What you should do: Take from the listing each line that has the string "sided".

Extracts from a graphics dataset
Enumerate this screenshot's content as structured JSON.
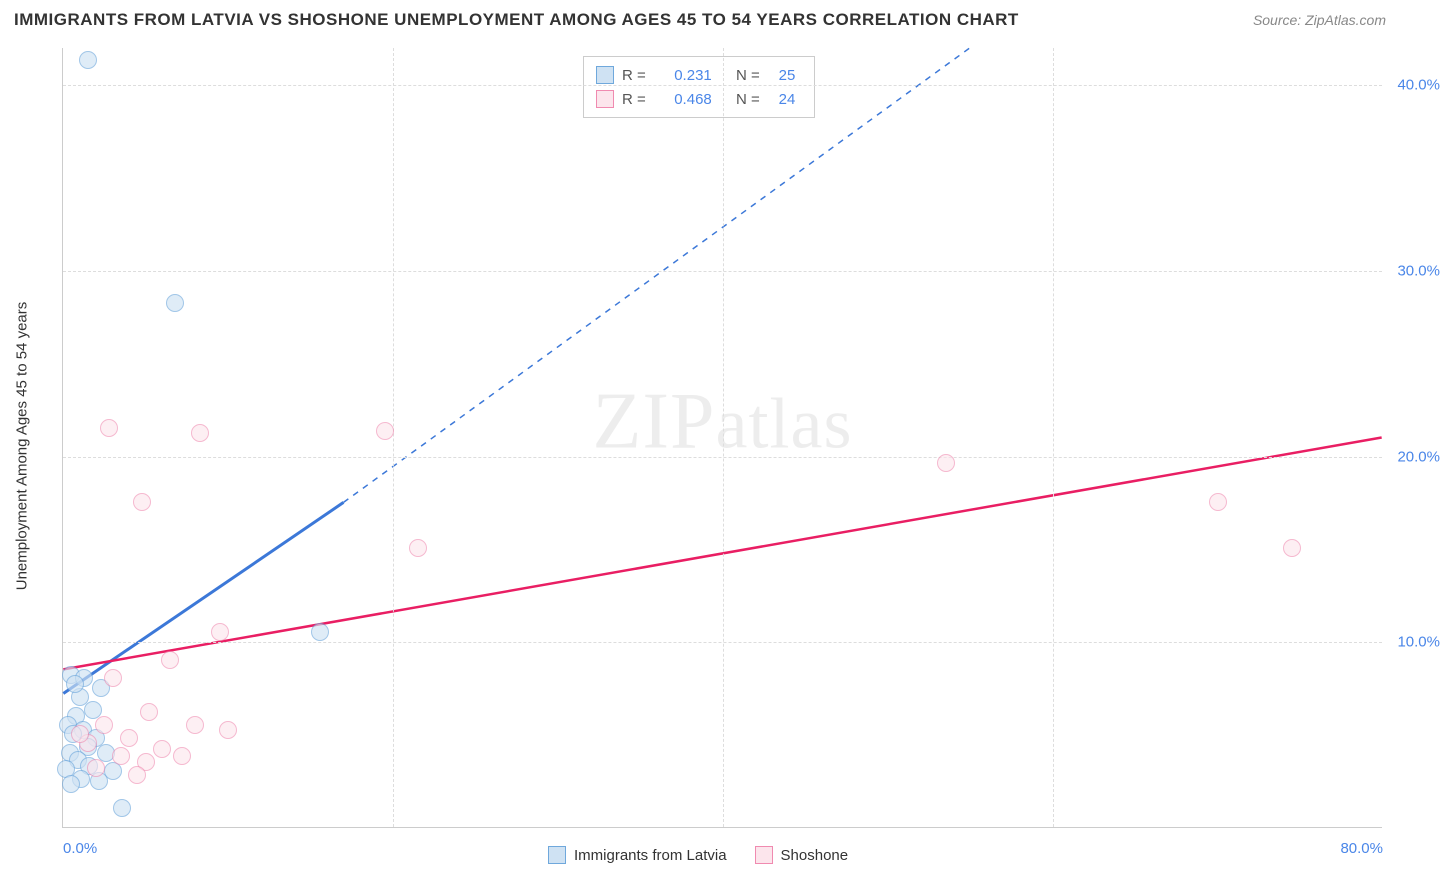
{
  "title": "IMMIGRANTS FROM LATVIA VS SHOSHONE UNEMPLOYMENT AMONG AGES 45 TO 54 YEARS CORRELATION CHART",
  "source": "Source: ZipAtlas.com",
  "ylabel": "Unemployment Among Ages 45 to 54 years",
  "watermark_a": "ZIP",
  "watermark_b": "atlas",
  "chart": {
    "type": "scatter",
    "xlim": [
      0,
      80
    ],
    "ylim": [
      0,
      42
    ],
    "ytick_values": [
      10,
      20,
      30,
      40
    ],
    "ytick_labels": [
      "10.0%",
      "20.0%",
      "30.0%",
      "40.0%"
    ],
    "xtick_values": [
      0,
      80
    ],
    "xtick_labels": [
      "0.0%",
      "80.0%"
    ],
    "xgrid_values": [
      20,
      40,
      60
    ],
    "background_color": "#ffffff",
    "grid_color": "#dddddd",
    "axis_color": "#cccccc",
    "axis_label_color": "#4a86e8",
    "series": [
      {
        "name": "Immigrants from Latvia",
        "key": "latvia",
        "fill": "#cfe2f3",
        "stroke": "#6fa8dc",
        "line_color": "#3c78d8",
        "marker_radius": 9,
        "marker_opacity": 0.65,
        "R": "0.231",
        "N": "25",
        "points": [
          [
            1.5,
            41.3
          ],
          [
            6.8,
            28.2
          ],
          [
            15.6,
            10.5
          ],
          [
            0.5,
            8.2
          ],
          [
            1.3,
            8.0
          ],
          [
            2.3,
            7.5
          ],
          [
            1.0,
            7.0
          ],
          [
            1.8,
            6.3
          ],
          [
            0.8,
            6.0
          ],
          [
            0.3,
            5.5
          ],
          [
            1.2,
            5.2
          ],
          [
            0.6,
            5.0
          ],
          [
            2.0,
            4.8
          ],
          [
            1.5,
            4.3
          ],
          [
            0.4,
            4.0
          ],
          [
            2.6,
            4.0
          ],
          [
            0.9,
            3.6
          ],
          [
            1.6,
            3.3
          ],
          [
            0.2,
            3.1
          ],
          [
            3.0,
            3.0
          ],
          [
            1.1,
            2.6
          ],
          [
            0.5,
            2.3
          ],
          [
            2.2,
            2.5
          ],
          [
            3.6,
            1.0
          ],
          [
            0.7,
            7.7
          ]
        ],
        "trend": {
          "x1": 0,
          "y1": 7.2,
          "x2": 17,
          "y2": 17.5,
          "dash_to_x": 55,
          "dash_to_y": 42
        }
      },
      {
        "name": "Shoshone",
        "key": "shoshone",
        "fill": "#fce5ec",
        "stroke": "#f08ab0",
        "line_color": "#e91e63",
        "marker_radius": 9,
        "marker_opacity": 0.6,
        "R": "0.468",
        "N": "24",
        "points": [
          [
            2.8,
            21.5
          ],
          [
            8.3,
            21.2
          ],
          [
            19.5,
            21.3
          ],
          [
            4.8,
            17.5
          ],
          [
            21.5,
            15.0
          ],
          [
            53.5,
            19.6
          ],
          [
            70.0,
            17.5
          ],
          [
            74.5,
            15.0
          ],
          [
            9.5,
            10.5
          ],
          [
            6.5,
            9.0
          ],
          [
            3.0,
            8.0
          ],
          [
            5.2,
            6.2
          ],
          [
            8.0,
            5.5
          ],
          [
            10.0,
            5.2
          ],
          [
            4.0,
            4.8
          ],
          [
            2.5,
            5.5
          ],
          [
            6.0,
            4.2
          ],
          [
            1.5,
            4.5
          ],
          [
            3.5,
            3.8
          ],
          [
            5.0,
            3.5
          ],
          [
            7.2,
            3.8
          ],
          [
            2.0,
            3.2
          ],
          [
            4.5,
            2.8
          ],
          [
            1.0,
            5.0
          ]
        ],
        "trend": {
          "x1": 0,
          "y1": 8.5,
          "x2": 80,
          "y2": 21.0
        }
      }
    ]
  },
  "legend_bottom": {
    "items": [
      {
        "label": "Immigrants from Latvia",
        "fill": "#cfe2f3",
        "stroke": "#6fa8dc"
      },
      {
        "label": "Shoshone",
        "fill": "#fce5ec",
        "stroke": "#f08ab0"
      }
    ]
  }
}
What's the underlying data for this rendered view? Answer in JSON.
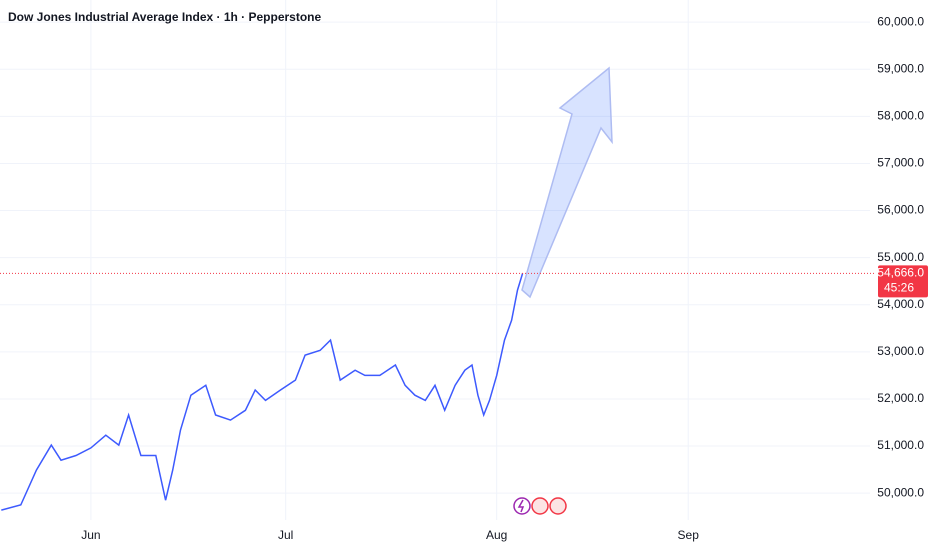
{
  "chart_data": {
    "type": "line",
    "title": "Dow Jones Industrial Average Index · 1h · Pepperstone",
    "series": [
      {
        "name": "Dow Jones Industrial Average Index",
        "color": "#3d5afe",
        "x": [
          -13.8,
          -10.8,
          -8.4,
          -6.1,
          -4.6,
          -2.3,
          0,
          2.3,
          4.3,
          5.8,
          7.7,
          10.0,
          11.5,
          12.6,
          13.8,
          15.4,
          17.7,
          19.2,
          21.5,
          23.8,
          25.3,
          26.9,
          29.2,
          31.5,
          33.0,
          35.3,
          36.9,
          38.4,
          40.7,
          42.2,
          44.5,
          46.9,
          48.4,
          49.9,
          51.5,
          53.0,
          54.5,
          56.1,
          57.6,
          58.7,
          59.6,
          60.5,
          61.4,
          62.5,
          63.7,
          64.8,
          65.7,
          66.5
        ],
        "values": [
          49640,
          49750,
          50490,
          51020,
          50700,
          50800,
          50960,
          51230,
          51020,
          51660,
          50800,
          50800,
          49850,
          50490,
          51340,
          52080,
          52290,
          51660,
          51550,
          51760,
          52190,
          51970,
          52190,
          52400,
          52930,
          53030,
          53250,
          52400,
          52610,
          52500,
          52500,
          52720,
          52290,
          52080,
          51970,
          52290,
          51760,
          52290,
          52610,
          52720,
          52080,
          51660,
          51970,
          52500,
          53250,
          53670,
          54310,
          54666
        ]
      }
    ],
    "xlim": [
      -14,
      120
    ],
    "xticks": [
      {
        "value": 0,
        "label": "Jun"
      },
      {
        "value": 30,
        "label": "Jul"
      },
      {
        "value": 62.5,
        "label": "Aug"
      },
      {
        "value": 92,
        "label": "Sep"
      }
    ],
    "ylim": [
      49430,
      60470
    ],
    "yticks": [
      {
        "value": 50000,
        "label": "50,000.0"
      },
      {
        "value": 51000,
        "label": "51,000.0"
      },
      {
        "value": 52000,
        "label": "52,000.0"
      },
      {
        "value": 53000,
        "label": "53,000.0"
      },
      {
        "value": 54000,
        "label": "54,000.0"
      },
      {
        "value": 55000,
        "label": "55,000.0"
      },
      {
        "value": 56000,
        "label": "56,000.0"
      },
      {
        "value": 57000,
        "label": "57,000.0"
      },
      {
        "value": 58000,
        "label": "58,000.0"
      },
      {
        "value": 59000,
        "label": "59,000.0"
      },
      {
        "value": 60000,
        "label": "60,000.0"
      }
    ],
    "last_price": {
      "value": 54666,
      "label": "54,666.0",
      "color": "#f23645"
    },
    "countdown": "45:26",
    "grid": true
  }
}
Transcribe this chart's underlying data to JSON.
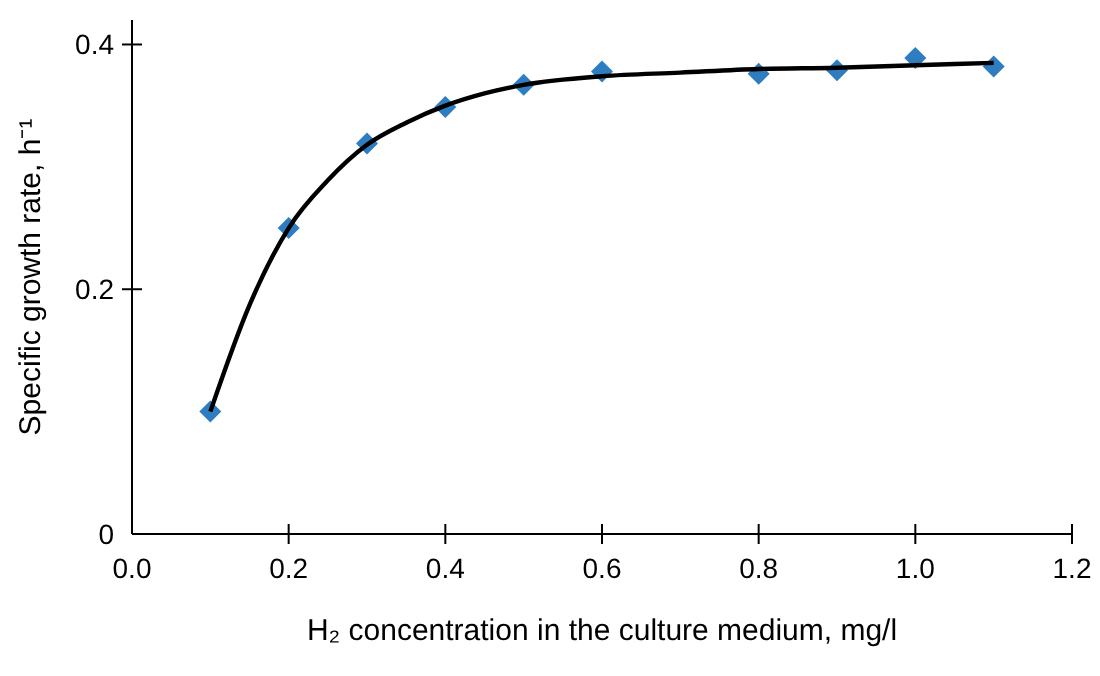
{
  "chart_data": {
    "type": "scatter",
    "xlabel": "H₂ concentration in the culture medium, mg/l",
    "ylabel": "Specific growth rate, h⁻¹",
    "series": [
      {
        "color": "#2e7dc1",
        "marker": "diamond",
        "x": [
          0.1,
          0.2,
          0.3,
          0.4,
          0.5,
          0.6,
          0.8,
          0.9,
          1.0,
          1.1
        ],
        "values": [
          0.1,
          0.25,
          0.319,
          0.349,
          0.367,
          0.378,
          0.376,
          0.379,
          0.389,
          0.382
        ]
      },
      {
        "type": "line",
        "color": "#000000",
        "marker": "none",
        "line_style": "solid",
        "x": [
          0.1,
          0.15,
          0.2,
          0.25,
          0.3,
          0.35,
          0.4,
          0.45,
          0.5,
          0.6,
          0.7,
          0.8,
          0.9,
          1.0,
          1.1
        ],
        "values": [
          0.1,
          0.187,
          0.25,
          0.289,
          0.318,
          0.336,
          0.35,
          0.36,
          0.367,
          0.374,
          0.377,
          0.38,
          0.381,
          0.383,
          0.385
        ]
      }
    ],
    "xlim": [
      0,
      1.2
    ],
    "xticks": [
      {
        "value": 0,
        "label": "0.0"
      },
      0.2,
      0.4,
      0.6,
      0.8,
      {
        "value": 1,
        "label": "1.0"
      },
      1.2
    ],
    "ylim": [
      0,
      0.42
    ],
    "yticks": [
      0,
      0.2,
      0.4
    ],
    "grid": false
  }
}
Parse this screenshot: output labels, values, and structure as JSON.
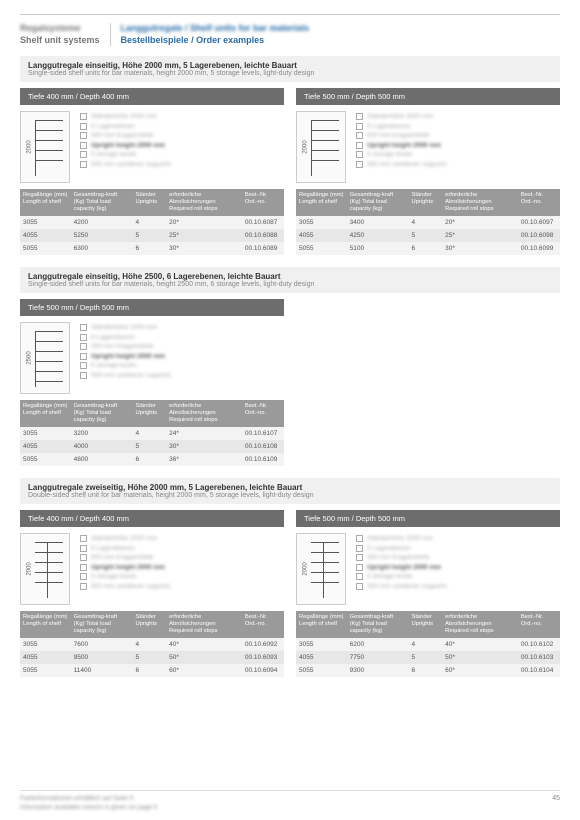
{
  "header": {
    "left_de": "Regalsysteme",
    "left_en": "Shelf unit systems",
    "right_de": "Langgutregale / Shelf units for bar materials",
    "right_en": "Bestellbeispiele / Order examples"
  },
  "columns": [
    "Regallänge (mm) Length of shelf",
    "Gesamttrag-kraft (Kg) Total load capacity (kg)",
    "Ständer Uprights",
    "erforderliche Abrollsicherungen Required roll stops",
    "Best.-Nr. Ord.-no."
  ],
  "speclist": [
    "Ständerhöhe 2000 mm",
    "5 Lagerebenen",
    "500 mm Kragarmtiefe",
    "Upright height 2000 mm",
    "5 storage levels",
    "500 mm cantilever supports"
  ],
  "sec1": {
    "title_de": "Langgutregale einseitig, Höhe 2000 mm, 5 Lagerebenen, leichte Bauart",
    "title_en": "Single-sided shelf units for bar materials, height 2000 mm, 5 storage levels, light-duty design",
    "dim": "2000",
    "depth400_label": "Tiefe 400 mm / Depth 400 mm",
    "depth500_label": "Tiefe 500 mm / Depth 500 mm",
    "t400": [
      [
        "3055",
        "4200",
        "4",
        "20*",
        "00.10.6087"
      ],
      [
        "4055",
        "5250",
        "5",
        "25*",
        "00.10.6088"
      ],
      [
        "5055",
        "6300",
        "6",
        "30*",
        "00.10.6089"
      ]
    ],
    "t500": [
      [
        "3055",
        "3400",
        "4",
        "20*",
        "00.10.6097"
      ],
      [
        "4055",
        "4250",
        "5",
        "25*",
        "00.10.6098"
      ],
      [
        "5055",
        "5100",
        "6",
        "30*",
        "00.10.6099"
      ]
    ]
  },
  "sec2": {
    "title_de": "Langgutregale einseitig, Höhe 2500, 6 Lagerebenen, leichte Bauart",
    "title_en": "Single-sided shelf units for bar materials, height 2500 mm, 6 storage levels, light-duty design",
    "dim": "2500",
    "depth500_label": "Tiefe 500 mm / Depth 500 mm",
    "t500": [
      [
        "3055",
        "3200",
        "4",
        "24*",
        "00.10.6107"
      ],
      [
        "4055",
        "4000",
        "5",
        "30*",
        "00.10.6108"
      ],
      [
        "5055",
        "4800",
        "6",
        "36*",
        "00.10.6109"
      ]
    ]
  },
  "sec3": {
    "title_de": "Langgutregale zweiseitig, Höhe 2000 mm, 5 Lagerebenen, leichte Bauart",
    "title_en": "Double-sided shelf unit for bar materials, height 2000 mm, 5 storage levels, light-duty design",
    "dim": "2000",
    "depth400_label": "Tiefe 400 mm / Depth 400 mm",
    "depth500_label": "Tiefe 500 mm / Depth 500 mm",
    "t400": [
      [
        "3055",
        "7600",
        "4",
        "40*",
        "00.10.6092"
      ],
      [
        "4055",
        "9500",
        "5",
        "50*",
        "00.10.6093"
      ],
      [
        "5055",
        "11400",
        "6",
        "60*",
        "00.10.6094"
      ]
    ],
    "t500": [
      [
        "3055",
        "6200",
        "4",
        "40*",
        "00.10.6102"
      ],
      [
        "4055",
        "7750",
        "5",
        "50*",
        "00.10.6103"
      ],
      [
        "5055",
        "9300",
        "6",
        "60*",
        "00.10.6104"
      ]
    ]
  },
  "footer": {
    "line1": "Farbinformationen erhältlich auf Seite 5",
    "line2": "Information available colours is given on page 5",
    "page": "45"
  }
}
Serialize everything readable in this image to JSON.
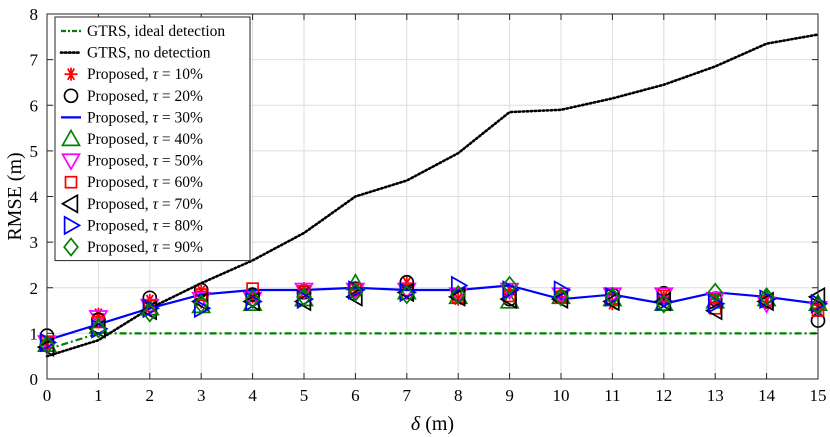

Answer to the exercise:
    "title_en": "Single-sided shelf units for bar materials, height 2000 mm, 5 storage levels, light-duty design",
    "title_en": "Single-sided shelf units for bar materials, height 2500 mm, 6 storage levels, light-duty design",
    "title_en": "Double-sided shelf unit for bar materials, height 2000 mm, 5 storage levels, light-duty design",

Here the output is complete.